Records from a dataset
▬▬▬▬▬▬
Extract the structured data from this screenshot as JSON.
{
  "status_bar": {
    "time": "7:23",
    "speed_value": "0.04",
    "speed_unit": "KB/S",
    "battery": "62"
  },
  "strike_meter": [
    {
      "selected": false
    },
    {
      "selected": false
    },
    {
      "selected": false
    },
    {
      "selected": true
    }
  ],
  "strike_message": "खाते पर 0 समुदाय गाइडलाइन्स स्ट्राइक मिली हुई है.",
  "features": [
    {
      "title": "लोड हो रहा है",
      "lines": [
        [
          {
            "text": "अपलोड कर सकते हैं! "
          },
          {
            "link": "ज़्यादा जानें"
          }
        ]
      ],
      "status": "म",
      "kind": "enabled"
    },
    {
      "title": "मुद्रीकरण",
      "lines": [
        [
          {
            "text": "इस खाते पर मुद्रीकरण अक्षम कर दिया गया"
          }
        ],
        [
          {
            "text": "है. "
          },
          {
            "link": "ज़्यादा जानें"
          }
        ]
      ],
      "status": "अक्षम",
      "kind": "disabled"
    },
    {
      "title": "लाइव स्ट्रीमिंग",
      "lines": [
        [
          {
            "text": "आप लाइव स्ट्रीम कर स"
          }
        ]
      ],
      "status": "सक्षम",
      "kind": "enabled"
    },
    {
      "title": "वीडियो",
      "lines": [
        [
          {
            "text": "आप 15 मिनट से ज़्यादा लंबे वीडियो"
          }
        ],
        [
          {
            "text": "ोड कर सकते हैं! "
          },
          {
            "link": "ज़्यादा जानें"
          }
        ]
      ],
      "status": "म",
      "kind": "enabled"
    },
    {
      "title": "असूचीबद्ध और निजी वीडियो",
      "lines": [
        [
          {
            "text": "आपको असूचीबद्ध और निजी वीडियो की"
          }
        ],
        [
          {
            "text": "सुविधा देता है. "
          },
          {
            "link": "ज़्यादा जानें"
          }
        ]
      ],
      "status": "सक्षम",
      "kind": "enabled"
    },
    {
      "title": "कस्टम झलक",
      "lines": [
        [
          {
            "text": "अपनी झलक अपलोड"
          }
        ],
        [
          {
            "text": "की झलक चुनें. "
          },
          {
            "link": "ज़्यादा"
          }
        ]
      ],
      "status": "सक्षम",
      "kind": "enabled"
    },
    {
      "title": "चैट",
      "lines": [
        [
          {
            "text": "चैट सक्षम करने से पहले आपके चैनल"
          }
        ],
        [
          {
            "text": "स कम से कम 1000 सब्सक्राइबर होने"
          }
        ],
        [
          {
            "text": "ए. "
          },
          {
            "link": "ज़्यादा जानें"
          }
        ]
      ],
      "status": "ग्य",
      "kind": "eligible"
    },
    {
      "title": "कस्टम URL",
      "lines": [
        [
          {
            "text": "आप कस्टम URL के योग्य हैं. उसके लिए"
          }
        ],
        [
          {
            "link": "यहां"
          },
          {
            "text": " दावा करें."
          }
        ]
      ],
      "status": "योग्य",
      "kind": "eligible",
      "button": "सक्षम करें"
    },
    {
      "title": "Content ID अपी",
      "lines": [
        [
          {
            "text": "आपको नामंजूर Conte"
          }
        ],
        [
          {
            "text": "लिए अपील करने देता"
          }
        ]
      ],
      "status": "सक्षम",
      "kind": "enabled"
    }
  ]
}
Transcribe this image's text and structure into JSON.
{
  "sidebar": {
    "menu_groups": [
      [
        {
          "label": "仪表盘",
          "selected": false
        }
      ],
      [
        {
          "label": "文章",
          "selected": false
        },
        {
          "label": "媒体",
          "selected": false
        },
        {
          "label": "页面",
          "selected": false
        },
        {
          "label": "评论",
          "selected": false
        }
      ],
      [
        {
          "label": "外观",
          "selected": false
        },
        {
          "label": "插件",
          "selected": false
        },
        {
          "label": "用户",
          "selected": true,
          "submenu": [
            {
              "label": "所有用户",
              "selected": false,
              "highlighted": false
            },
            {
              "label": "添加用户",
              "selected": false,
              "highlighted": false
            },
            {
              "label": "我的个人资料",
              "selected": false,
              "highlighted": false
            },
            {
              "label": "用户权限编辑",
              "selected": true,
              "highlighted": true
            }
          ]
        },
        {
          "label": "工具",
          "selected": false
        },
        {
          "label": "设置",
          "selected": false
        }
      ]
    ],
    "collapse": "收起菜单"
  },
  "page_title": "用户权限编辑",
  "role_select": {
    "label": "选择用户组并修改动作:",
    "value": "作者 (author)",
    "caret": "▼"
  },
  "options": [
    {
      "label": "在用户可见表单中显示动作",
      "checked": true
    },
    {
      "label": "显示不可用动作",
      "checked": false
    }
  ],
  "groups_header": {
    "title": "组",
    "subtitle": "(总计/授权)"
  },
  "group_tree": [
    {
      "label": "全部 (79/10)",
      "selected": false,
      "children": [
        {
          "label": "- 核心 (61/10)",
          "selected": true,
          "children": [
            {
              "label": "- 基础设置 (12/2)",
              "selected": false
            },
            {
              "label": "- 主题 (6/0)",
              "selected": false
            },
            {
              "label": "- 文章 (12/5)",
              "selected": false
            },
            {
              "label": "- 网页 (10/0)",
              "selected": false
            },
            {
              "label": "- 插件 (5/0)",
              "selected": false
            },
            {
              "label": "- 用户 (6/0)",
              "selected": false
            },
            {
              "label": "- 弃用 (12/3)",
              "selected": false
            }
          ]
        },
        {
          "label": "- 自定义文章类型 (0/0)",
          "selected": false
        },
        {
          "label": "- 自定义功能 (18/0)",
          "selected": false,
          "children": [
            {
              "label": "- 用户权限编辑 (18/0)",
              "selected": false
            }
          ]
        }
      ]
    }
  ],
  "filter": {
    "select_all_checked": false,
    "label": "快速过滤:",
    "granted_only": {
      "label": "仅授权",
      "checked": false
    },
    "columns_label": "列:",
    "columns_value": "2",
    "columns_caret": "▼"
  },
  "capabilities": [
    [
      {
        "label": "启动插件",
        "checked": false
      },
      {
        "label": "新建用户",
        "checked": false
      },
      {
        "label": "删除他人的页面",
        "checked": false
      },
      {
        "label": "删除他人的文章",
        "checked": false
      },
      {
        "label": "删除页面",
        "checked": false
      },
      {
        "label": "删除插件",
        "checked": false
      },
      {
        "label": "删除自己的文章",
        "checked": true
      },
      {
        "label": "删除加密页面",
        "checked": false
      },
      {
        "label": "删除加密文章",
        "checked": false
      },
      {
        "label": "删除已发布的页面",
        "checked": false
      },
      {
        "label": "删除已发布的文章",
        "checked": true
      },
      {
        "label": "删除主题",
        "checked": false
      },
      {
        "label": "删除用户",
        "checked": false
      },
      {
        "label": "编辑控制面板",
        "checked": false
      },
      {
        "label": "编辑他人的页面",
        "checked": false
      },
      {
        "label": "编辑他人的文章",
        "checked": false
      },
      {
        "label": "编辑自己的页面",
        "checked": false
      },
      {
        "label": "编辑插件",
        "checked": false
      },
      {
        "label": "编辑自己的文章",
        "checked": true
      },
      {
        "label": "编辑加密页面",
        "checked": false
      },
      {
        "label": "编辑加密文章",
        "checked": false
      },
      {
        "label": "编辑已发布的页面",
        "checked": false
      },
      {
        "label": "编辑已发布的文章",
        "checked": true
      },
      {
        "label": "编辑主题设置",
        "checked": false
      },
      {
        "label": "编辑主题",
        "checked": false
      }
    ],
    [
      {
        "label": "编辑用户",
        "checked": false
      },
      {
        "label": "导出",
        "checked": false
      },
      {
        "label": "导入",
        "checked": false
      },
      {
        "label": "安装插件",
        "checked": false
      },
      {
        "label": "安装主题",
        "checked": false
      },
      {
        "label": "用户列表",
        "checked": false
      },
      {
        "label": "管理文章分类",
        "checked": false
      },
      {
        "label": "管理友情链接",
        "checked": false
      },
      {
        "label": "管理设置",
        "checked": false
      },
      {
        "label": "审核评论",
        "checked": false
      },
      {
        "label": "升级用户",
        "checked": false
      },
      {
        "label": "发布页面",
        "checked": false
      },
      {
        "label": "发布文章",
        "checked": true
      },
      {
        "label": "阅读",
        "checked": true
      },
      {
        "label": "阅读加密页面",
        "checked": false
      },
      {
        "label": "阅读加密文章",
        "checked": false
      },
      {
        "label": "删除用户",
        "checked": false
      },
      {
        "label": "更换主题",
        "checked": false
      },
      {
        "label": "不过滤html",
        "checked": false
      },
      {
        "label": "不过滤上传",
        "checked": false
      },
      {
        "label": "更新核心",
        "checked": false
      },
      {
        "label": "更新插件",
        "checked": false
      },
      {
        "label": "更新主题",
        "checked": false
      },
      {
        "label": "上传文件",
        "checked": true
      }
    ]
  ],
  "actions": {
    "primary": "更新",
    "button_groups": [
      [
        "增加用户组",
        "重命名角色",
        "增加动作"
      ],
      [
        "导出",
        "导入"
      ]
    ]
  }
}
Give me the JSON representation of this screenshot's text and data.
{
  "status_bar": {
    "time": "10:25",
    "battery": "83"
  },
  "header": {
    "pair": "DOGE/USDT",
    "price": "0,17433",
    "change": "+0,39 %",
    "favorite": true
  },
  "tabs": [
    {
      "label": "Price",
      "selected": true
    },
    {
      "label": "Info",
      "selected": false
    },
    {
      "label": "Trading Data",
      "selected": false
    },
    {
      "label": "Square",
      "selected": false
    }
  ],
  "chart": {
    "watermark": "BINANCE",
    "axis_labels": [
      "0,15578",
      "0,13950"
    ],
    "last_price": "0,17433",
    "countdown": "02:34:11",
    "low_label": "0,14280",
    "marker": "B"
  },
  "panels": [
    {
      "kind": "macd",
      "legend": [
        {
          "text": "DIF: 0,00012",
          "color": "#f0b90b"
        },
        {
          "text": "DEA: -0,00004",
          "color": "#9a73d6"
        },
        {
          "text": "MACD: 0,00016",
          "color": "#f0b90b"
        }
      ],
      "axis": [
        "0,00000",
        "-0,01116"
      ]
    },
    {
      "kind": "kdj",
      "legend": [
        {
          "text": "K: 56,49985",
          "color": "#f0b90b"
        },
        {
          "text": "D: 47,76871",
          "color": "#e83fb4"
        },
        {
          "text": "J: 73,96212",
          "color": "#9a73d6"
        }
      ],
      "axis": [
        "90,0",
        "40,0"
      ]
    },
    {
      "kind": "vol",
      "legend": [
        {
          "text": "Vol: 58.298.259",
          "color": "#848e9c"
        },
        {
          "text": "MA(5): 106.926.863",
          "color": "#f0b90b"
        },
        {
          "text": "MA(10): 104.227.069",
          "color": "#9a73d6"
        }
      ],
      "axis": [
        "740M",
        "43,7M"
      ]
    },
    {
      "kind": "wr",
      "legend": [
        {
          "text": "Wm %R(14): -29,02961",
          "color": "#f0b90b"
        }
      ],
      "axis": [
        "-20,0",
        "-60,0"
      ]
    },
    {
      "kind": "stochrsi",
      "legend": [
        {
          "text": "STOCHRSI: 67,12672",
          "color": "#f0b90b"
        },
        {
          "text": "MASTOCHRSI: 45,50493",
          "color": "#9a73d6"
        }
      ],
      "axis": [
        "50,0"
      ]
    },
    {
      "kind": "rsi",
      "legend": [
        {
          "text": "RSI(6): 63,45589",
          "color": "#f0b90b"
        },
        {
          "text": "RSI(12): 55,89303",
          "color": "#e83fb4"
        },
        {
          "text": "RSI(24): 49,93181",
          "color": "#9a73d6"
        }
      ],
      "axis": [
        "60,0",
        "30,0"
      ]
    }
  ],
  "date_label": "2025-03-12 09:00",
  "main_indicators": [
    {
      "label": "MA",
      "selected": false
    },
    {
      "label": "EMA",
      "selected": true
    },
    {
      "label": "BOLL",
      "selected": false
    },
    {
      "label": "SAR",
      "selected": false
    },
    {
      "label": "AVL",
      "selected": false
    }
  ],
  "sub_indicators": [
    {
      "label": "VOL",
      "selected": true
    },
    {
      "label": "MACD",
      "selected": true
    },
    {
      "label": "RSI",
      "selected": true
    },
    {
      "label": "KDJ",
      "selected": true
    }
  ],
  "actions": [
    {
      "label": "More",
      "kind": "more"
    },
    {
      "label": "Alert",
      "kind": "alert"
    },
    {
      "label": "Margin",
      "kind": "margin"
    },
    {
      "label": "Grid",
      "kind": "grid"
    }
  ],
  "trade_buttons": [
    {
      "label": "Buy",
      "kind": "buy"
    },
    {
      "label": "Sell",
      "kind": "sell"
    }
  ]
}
▬▬▬▬▬▬
**Problem requirements**
The lines to collect are those holding the string "screenshot"; copy them all.

**The reply**
Extract the structured data from this screenshot as JSON.
Give me the JSON representation of this screenshot's text and data.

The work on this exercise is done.